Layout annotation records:
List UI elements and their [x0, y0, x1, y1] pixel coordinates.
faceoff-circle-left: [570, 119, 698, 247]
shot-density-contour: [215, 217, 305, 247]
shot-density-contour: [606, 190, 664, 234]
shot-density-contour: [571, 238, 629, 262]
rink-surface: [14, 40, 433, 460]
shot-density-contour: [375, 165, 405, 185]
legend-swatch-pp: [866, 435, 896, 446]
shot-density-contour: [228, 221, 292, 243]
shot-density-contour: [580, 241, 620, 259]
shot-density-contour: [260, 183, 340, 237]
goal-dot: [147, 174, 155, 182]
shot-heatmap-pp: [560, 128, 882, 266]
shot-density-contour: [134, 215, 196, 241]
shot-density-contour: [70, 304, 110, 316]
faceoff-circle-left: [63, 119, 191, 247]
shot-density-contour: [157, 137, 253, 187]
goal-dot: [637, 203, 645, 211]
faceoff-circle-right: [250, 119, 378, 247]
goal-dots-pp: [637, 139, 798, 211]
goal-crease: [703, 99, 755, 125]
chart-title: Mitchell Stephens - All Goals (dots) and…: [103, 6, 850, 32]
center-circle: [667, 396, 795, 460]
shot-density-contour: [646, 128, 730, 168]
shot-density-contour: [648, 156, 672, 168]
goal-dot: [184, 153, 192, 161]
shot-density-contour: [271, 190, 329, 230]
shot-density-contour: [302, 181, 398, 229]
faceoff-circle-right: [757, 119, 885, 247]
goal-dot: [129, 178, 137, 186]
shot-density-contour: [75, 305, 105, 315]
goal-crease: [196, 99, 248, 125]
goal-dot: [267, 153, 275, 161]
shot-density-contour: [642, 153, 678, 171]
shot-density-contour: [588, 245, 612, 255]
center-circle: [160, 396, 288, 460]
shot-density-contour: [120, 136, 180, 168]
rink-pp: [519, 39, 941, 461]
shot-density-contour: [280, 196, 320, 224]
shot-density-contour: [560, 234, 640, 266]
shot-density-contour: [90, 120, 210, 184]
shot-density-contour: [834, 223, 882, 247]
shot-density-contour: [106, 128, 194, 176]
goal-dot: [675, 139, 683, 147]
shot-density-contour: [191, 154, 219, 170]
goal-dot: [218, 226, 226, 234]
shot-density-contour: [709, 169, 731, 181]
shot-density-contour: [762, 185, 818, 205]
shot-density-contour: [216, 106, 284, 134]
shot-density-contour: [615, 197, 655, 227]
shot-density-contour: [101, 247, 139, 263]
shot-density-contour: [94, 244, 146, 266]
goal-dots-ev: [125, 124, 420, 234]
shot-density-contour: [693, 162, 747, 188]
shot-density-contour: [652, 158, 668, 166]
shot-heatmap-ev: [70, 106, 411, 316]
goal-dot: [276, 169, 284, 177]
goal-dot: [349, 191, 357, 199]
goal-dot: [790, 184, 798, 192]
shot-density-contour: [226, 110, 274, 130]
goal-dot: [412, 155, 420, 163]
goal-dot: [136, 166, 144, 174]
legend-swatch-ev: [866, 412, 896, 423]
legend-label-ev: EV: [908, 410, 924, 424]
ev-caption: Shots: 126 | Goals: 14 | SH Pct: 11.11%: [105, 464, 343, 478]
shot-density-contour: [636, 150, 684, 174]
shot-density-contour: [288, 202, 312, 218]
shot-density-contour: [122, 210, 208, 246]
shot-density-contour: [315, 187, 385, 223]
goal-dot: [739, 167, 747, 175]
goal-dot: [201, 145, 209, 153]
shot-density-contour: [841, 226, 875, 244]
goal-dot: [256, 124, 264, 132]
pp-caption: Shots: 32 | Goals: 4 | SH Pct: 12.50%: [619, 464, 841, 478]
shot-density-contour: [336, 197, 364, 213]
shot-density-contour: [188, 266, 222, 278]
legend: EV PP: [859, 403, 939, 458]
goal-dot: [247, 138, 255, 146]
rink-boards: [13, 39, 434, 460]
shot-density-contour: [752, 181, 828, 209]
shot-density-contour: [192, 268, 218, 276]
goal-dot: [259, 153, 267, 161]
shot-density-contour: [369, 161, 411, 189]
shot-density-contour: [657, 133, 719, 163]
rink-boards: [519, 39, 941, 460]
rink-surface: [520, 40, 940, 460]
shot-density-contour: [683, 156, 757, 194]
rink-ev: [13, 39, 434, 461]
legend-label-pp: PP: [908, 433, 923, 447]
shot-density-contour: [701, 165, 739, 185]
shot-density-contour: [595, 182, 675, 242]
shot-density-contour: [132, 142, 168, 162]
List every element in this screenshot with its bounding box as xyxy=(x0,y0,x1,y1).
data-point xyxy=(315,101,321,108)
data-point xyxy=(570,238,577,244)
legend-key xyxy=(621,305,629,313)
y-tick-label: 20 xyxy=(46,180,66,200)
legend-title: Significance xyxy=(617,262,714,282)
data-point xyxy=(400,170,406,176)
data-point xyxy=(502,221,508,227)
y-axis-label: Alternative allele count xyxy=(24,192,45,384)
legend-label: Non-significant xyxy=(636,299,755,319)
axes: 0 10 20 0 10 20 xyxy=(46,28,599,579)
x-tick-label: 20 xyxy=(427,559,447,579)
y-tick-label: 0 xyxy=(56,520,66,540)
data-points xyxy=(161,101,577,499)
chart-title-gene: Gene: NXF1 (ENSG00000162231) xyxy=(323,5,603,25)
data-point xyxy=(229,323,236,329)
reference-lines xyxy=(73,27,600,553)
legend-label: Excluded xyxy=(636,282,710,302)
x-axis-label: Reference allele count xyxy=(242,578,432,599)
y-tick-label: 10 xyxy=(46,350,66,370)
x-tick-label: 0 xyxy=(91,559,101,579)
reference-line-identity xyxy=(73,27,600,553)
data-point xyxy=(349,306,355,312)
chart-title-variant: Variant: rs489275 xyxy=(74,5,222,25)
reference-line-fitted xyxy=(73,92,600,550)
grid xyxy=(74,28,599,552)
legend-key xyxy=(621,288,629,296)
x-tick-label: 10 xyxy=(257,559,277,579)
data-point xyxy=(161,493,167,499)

- Set exercise
Reproduce every one of the lines above, from the first to the last, without changing anything.

- Problem solution
List UI elements and their [x0, y0, x1, y1] pixel coordinates.
faceoff-circle-left: [570, 119, 698, 247]
shot-density-contour: [215, 217, 305, 247]
shot-density-contour: [606, 190, 664, 234]
shot-density-contour: [571, 238, 629, 262]
rink-surface: [14, 40, 433, 460]
shot-density-contour: [375, 165, 405, 185]
legend-swatch-pp: [866, 435, 896, 446]
shot-density-contour: [228, 221, 292, 243]
shot-density-contour: [580, 241, 620, 259]
shot-density-contour: [260, 183, 340, 237]
goal-dot: [147, 174, 155, 182]
shot-heatmap-pp: [560, 128, 882, 266]
shot-density-contour: [134, 215, 196, 241]
shot-density-contour: [70, 304, 110, 316]
faceoff-circle-left: [63, 119, 191, 247]
shot-density-contour: [157, 137, 253, 187]
goal-dot: [637, 203, 645, 211]
faceoff-circle-right: [250, 119, 378, 247]
goal-dots-pp: [637, 139, 798, 211]
goal-crease: [703, 99, 755, 125]
chart-title: Mitchell Stephens - All Goals (dots) and…: [103, 6, 850, 32]
center-circle: [667, 396, 795, 460]
shot-density-contour: [646, 128, 730, 168]
shot-density-contour: [648, 156, 672, 168]
goal-dot: [184, 153, 192, 161]
shot-density-contour: [271, 190, 329, 230]
shot-density-contour: [302, 181, 398, 229]
faceoff-circle-right: [757, 119, 885, 247]
goal-dot: [129, 178, 137, 186]
shot-density-contour: [75, 305, 105, 315]
goal-crease: [196, 99, 248, 125]
goal-dot: [267, 153, 275, 161]
shot-density-contour: [642, 153, 678, 171]
shot-density-contour: [588, 245, 612, 255]
center-circle: [160, 396, 288, 460]
shot-density-contour: [120, 136, 180, 168]
rink-pp: [519, 39, 941, 461]
shot-density-contour: [280, 196, 320, 224]
shot-density-contour: [560, 234, 640, 266]
shot-density-contour: [90, 120, 210, 184]
shot-density-contour: [834, 223, 882, 247]
shot-density-contour: [106, 128, 194, 176]
goal-dot: [675, 139, 683, 147]
shot-density-contour: [191, 154, 219, 170]
goal-dot: [218, 226, 226, 234]
shot-density-contour: [709, 169, 731, 181]
shot-density-contour: [762, 185, 818, 205]
shot-density-contour: [216, 106, 284, 134]
shot-density-contour: [615, 197, 655, 227]
shot-density-contour: [101, 247, 139, 263]
shot-density-contour: [94, 244, 146, 266]
goal-dots-ev: [125, 124, 420, 234]
shot-density-contour: [693, 162, 747, 188]
shot-density-contour: [652, 158, 668, 166]
shot-heatmap-ev: [70, 106, 411, 316]
goal-dot: [276, 169, 284, 177]
goal-dot: [349, 191, 357, 199]
goal-dot: [790, 184, 798, 192]
shot-density-contour: [226, 110, 274, 130]
goal-dot: [412, 155, 420, 163]
goal-dot: [136, 166, 144, 174]
legend-swatch-ev: [866, 412, 896, 423]
legend-label-ev: EV: [908, 410, 924, 424]
ev-caption: Shots: 126 | Goals: 14 | SH Pct: 11.11%: [105, 464, 343, 478]
shot-density-contour: [636, 150, 684, 174]
shot-density-contour: [288, 202, 312, 218]
shot-density-contour: [122, 210, 208, 246]
shot-density-contour: [315, 187, 385, 223]
goal-dot: [739, 167, 747, 175]
goal-dot: [201, 145, 209, 153]
shot-density-contour: [841, 226, 875, 244]
goal-dot: [256, 124, 264, 132]
pp-caption: Shots: 32 | Goals: 4 | SH Pct: 12.50%: [619, 464, 841, 478]
shot-density-contour: [336, 197, 364, 213]
shot-density-contour: [188, 266, 222, 278]
legend: EV PP: [859, 403, 939, 458]
goal-dot: [247, 138, 255, 146]
rink-boards: [13, 39, 434, 460]
shot-density-contour: [752, 181, 828, 209]
shot-density-contour: [192, 268, 218, 276]
goal-dot: [259, 153, 267, 161]
shot-density-contour: [369, 161, 411, 189]
shot-density-contour: [657, 133, 719, 163]
rink-boards: [519, 39, 941, 460]
rink-surface: [520, 40, 940, 460]
shot-density-contour: [683, 156, 757, 194]
rink-ev: [13, 39, 434, 461]
legend-label-pp: PP: [908, 433, 923, 447]
shot-density-contour: [701, 165, 739, 185]
shot-density-contour: [595, 182, 675, 242]
shot-density-contour: [132, 142, 168, 162]
List every element in this screenshot with its bounding box as xyxy=(x0,y0,x1,y1).
data-point xyxy=(315,101,321,108)
data-point xyxy=(570,238,577,244)
legend-key xyxy=(621,305,629,313)
y-tick-label: 20 xyxy=(46,180,66,200)
legend-title: Significance xyxy=(617,262,714,282)
data-point xyxy=(400,170,406,176)
data-point xyxy=(502,221,508,227)
y-axis-label: Alternative allele count xyxy=(24,192,45,384)
legend-label: Non-significant xyxy=(636,299,755,319)
axes: 0 10 20 0 10 20 xyxy=(46,28,599,579)
x-tick-label: 20 xyxy=(427,559,447,579)
y-tick-label: 0 xyxy=(56,520,66,540)
data-points xyxy=(161,101,577,499)
chart-title-gene: Gene: NXF1 (ENSG00000162231) xyxy=(323,5,603,25)
data-point xyxy=(229,323,236,329)
reference-lines xyxy=(73,27,600,553)
legend-label: Excluded xyxy=(636,282,710,302)
x-axis-label: Reference allele count xyxy=(242,578,432,599)
y-tick-label: 10 xyxy=(46,350,66,370)
x-tick-label: 0 xyxy=(91,559,101,579)
reference-line-identity xyxy=(73,27,600,553)
data-point xyxy=(349,306,355,312)
chart-title-variant: Variant: rs489275 xyxy=(74,5,222,25)
reference-line-fitted xyxy=(73,92,600,550)
grid xyxy=(74,28,599,552)
legend-key xyxy=(621,288,629,296)
x-tick-label: 10 xyxy=(257,559,277,579)
data-point xyxy=(161,493,167,499)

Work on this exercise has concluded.